— BRIEF —
Give the data again, word for word.

Dataset items
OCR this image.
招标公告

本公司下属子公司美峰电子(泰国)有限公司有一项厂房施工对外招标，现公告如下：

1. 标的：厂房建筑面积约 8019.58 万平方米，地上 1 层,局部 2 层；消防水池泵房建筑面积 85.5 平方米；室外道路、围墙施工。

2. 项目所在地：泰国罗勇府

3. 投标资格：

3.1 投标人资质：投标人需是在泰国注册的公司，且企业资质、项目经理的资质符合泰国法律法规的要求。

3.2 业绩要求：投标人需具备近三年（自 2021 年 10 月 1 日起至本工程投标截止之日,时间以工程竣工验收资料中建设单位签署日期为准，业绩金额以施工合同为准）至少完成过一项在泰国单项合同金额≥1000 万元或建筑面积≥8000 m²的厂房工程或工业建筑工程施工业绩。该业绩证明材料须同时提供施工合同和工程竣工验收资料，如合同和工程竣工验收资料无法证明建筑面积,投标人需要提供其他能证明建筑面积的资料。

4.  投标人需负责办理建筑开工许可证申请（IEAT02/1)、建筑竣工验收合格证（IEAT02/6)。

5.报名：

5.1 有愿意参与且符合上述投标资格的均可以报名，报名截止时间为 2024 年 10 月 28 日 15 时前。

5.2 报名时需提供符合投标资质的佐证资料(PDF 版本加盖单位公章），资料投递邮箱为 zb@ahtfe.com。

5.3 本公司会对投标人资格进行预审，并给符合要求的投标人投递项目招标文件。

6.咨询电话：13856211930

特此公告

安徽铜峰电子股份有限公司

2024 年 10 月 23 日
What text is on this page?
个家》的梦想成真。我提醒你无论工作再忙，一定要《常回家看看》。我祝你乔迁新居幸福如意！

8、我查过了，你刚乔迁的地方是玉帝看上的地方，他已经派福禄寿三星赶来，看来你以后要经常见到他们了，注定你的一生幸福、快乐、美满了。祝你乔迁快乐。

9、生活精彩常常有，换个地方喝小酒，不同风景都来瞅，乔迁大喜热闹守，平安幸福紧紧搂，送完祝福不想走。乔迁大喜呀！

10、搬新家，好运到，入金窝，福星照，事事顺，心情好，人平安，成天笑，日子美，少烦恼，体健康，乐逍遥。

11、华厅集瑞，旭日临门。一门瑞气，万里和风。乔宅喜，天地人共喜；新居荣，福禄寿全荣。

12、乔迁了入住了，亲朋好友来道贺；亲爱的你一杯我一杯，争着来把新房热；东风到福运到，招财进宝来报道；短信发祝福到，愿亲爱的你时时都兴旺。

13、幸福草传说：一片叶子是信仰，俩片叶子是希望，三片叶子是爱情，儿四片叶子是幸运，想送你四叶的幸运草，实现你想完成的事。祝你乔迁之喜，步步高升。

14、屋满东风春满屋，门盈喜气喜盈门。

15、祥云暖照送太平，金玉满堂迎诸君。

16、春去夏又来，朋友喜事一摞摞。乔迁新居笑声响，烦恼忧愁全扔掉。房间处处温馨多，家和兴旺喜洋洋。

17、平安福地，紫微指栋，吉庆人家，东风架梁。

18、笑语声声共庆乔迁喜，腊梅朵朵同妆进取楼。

— ANSWER FOR THIS EXERCISE —
OCR this image.
招标公告

本公司下属子公司美峰电子(泰国)有限公司有一项厂房施工对外招标，现公告如下：

1. 标的：厂房建筑面积约 8019.58 万平方米，地上 1 层,局部 2 层；消防水池泵房建筑面积 85.5 平方米；室外道路、围墙施工。

2. 项目所在地：泰国罗勇府

3. 投标资格：

3.1 投标人资质：投标人需是在泰国注册的公司，且企业资质、项目经理的资质符合泰国法律法规的要求。

3.2 业绩要求：投标人需具备近三年（自 2021 年 10 月 1 日起至本工程投标截止之日,时间以工程竣工验收资料中建设单位签署日期为准，业绩金额以施工合同为准）至少完成过一项在泰国单项合同金额≥1000 万元或建筑面积≥8000 m²的厂房工程或工业建筑工程施工业绩。该业绩证明材料须同时提供施工合同和工程竣工验收资料，如合同和工程竣工验收资料无法证明建筑面积,投标人需要提供其他能证明建筑面积的资料。

4.  投标人需负责办理建筑开工许可证申请（IEAT02/1)、建筑竣工验收合格证（IEAT02/6)。

5.报名：

5.1 有愿意参与且符合上述投标资格的均可以报名，报名截止时间为 2024 年 10 月 28 日 15 时前。

5.2 报名时需提供符合投标资质的佐证资料(PDF 版本加盖单位公章），资料投递邮箱为 zb@ahtfe.com。

5.3 本公司会对投标人资格进行预审，并给符合要求的投标人投递项目招标文件。

6.咨询电话：13856211930

特此公告

安徽铜峰电子股份有限公司

2024 年 10 月 23 日
What text is on this page?
个家》的梦想成真。我提醒你无论工作再忙，一定要《常回家看看》。我祝你乔迁新居幸福如意！

8、我查过了，你刚乔迁的地方是玉帝看上的地方，他已经派福禄寿三星赶来，看来你以后要经常见到他们了，注定你的一生幸福、快乐、美满了。祝你乔迁快乐。

9、生活精彩常常有，换个地方喝小酒，不同风景都来瞅，乔迁大喜热闹守，平安幸福紧紧搂，送完祝福不想走。乔迁大喜呀！

10、搬新家，好运到，入金窝，福星照，事事顺，心情好，人平安，成天笑，日子美，少烦恼，体健康，乐逍遥。

11、华厅集瑞，旭日临门。一门瑞气，万里和风。乔宅喜，天地人共喜；新居荣，福禄寿全荣。

12、乔迁了入住了，亲朋好友来道贺；亲爱的你一杯我一杯，争着来把新房热；东风到福运到，招财进宝来报道；短信发祝福到，愿亲爱的你时时都兴旺。

13、幸福草传说：一片叶子是信仰，俩片叶子是希望，三片叶子是爱情，儿四片叶子是幸运，想送你四叶的幸运草，实现你想完成的事。祝你乔迁之喜，步步高升。

14、屋满东风春满屋，门盈喜气喜盈门。

15、祥云暖照送太平，金玉满堂迎诸君。

16、春去夏又来，朋友喜事一摞摞。乔迁新居笑声响，烦恼忧愁全扔掉。房间处处温馨多，家和兴旺喜洋洋。

17、平安福地，紫微指栋，吉庆人家，东风架梁。

18、笑语声声共庆乔迁喜，腊梅朵朵同妆进取楼。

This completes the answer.